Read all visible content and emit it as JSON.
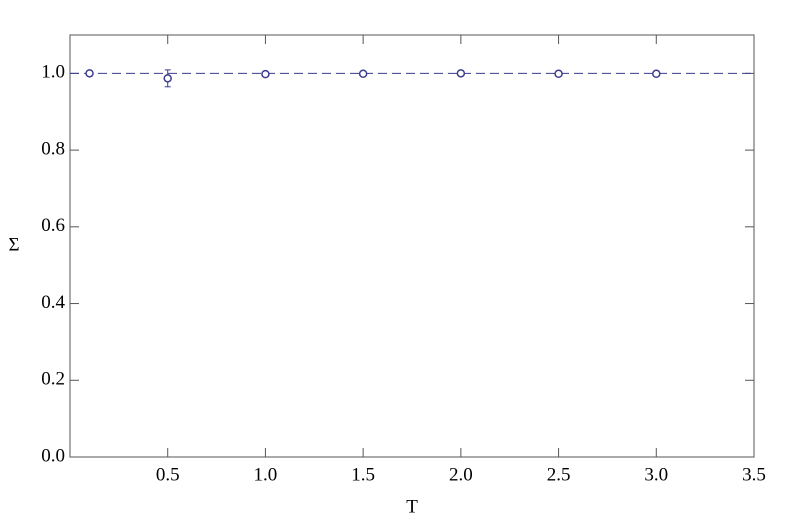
{
  "chart_data": {
    "type": "scatter",
    "x_label": "T",
    "y_label": "Σ",
    "color": "#3b3b8f",
    "series": [
      {
        "x": [
          0.1,
          0.5,
          1.0,
          1.5,
          2.0,
          2.5,
          3.0
        ],
        "values": [
          1.0,
          0.987,
          0.998,
          0.999,
          1.0,
          0.999,
          0.999
        ],
        "errors": [
          0.003,
          0.022,
          0.003,
          0.003,
          0.003,
          0.003,
          0.003
        ]
      }
    ],
    "reference_line": 1,
    "xlim": [
      0,
      3.5
    ],
    "xticks": [
      {
        "value": 0.5,
        "label": "0.5"
      },
      {
        "value": 1,
        "label": "1.0"
      },
      {
        "value": 1.5,
        "label": "1.5"
      },
      {
        "value": 2,
        "label": "2.0"
      },
      {
        "value": 2.5,
        "label": "2.5"
      },
      {
        "value": 3,
        "label": "3.0"
      },
      {
        "value": 3.5,
        "label": "3.5"
      }
    ],
    "ylim": [
      0,
      1.1
    ],
    "yticks": [
      {
        "value": 0,
        "label": "0.0"
      },
      {
        "value": 0.2,
        "label": "0.2"
      },
      {
        "value": 0.4,
        "label": "0.4"
      },
      {
        "value": 0.6,
        "label": "0.6"
      },
      {
        "value": 0.8,
        "label": "0.8"
      },
      {
        "value": 1,
        "label": "1.0"
      }
    ]
  }
}
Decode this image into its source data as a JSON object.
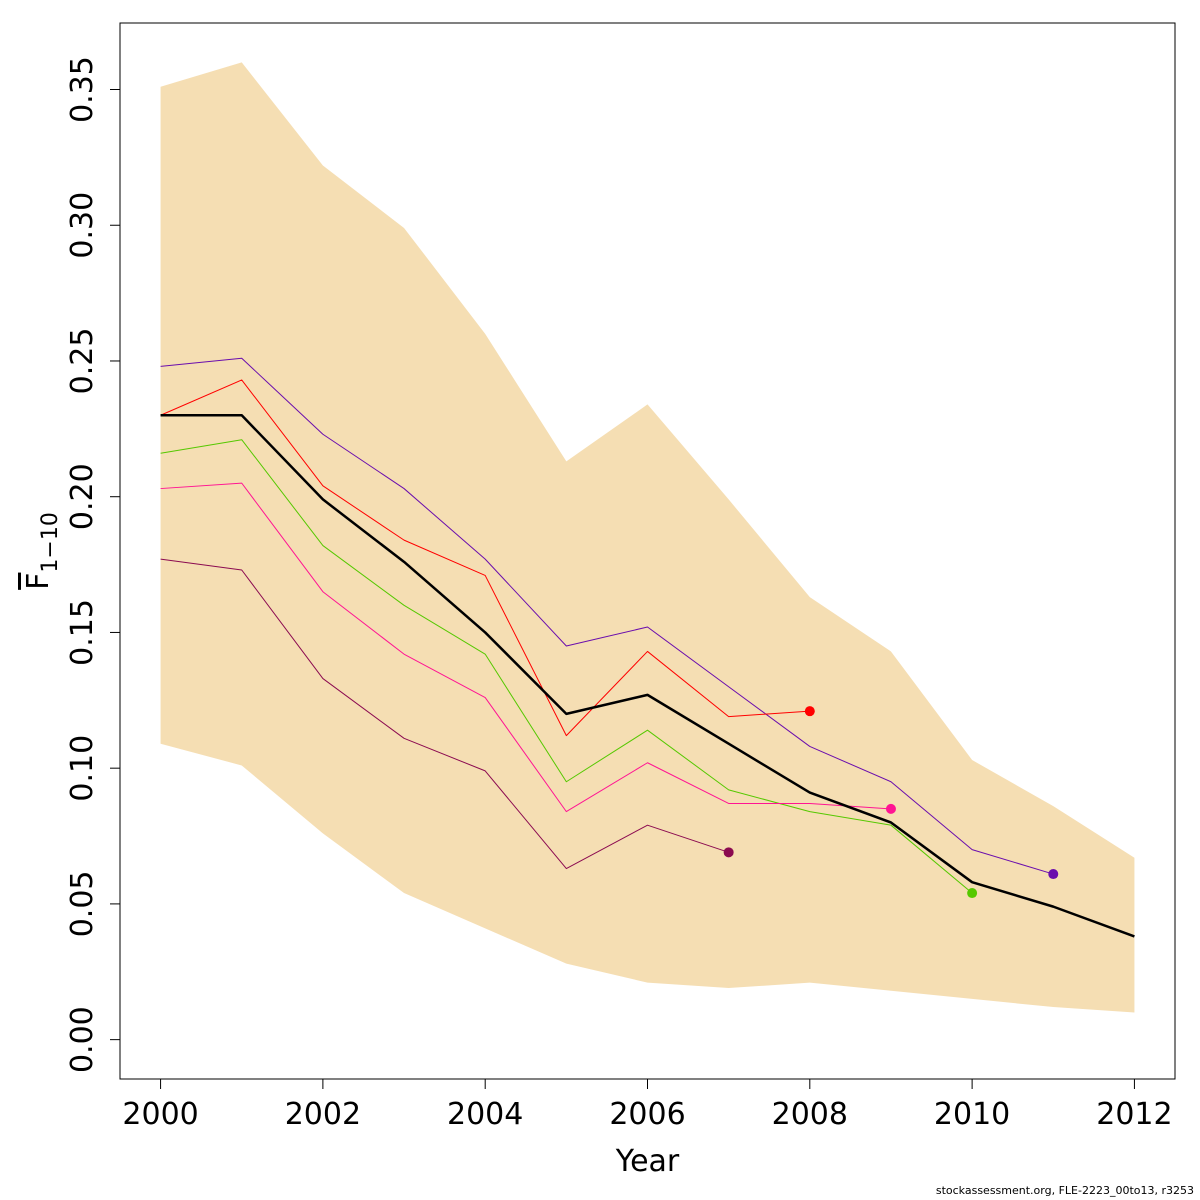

YOUR GOAL: Check each line of the records for the word "JSON", and show the lines that contain it.

EXERCISE RESPONSE:
Read all visible content and emit it as JSON.
Decode this image into its source data as a JSON object.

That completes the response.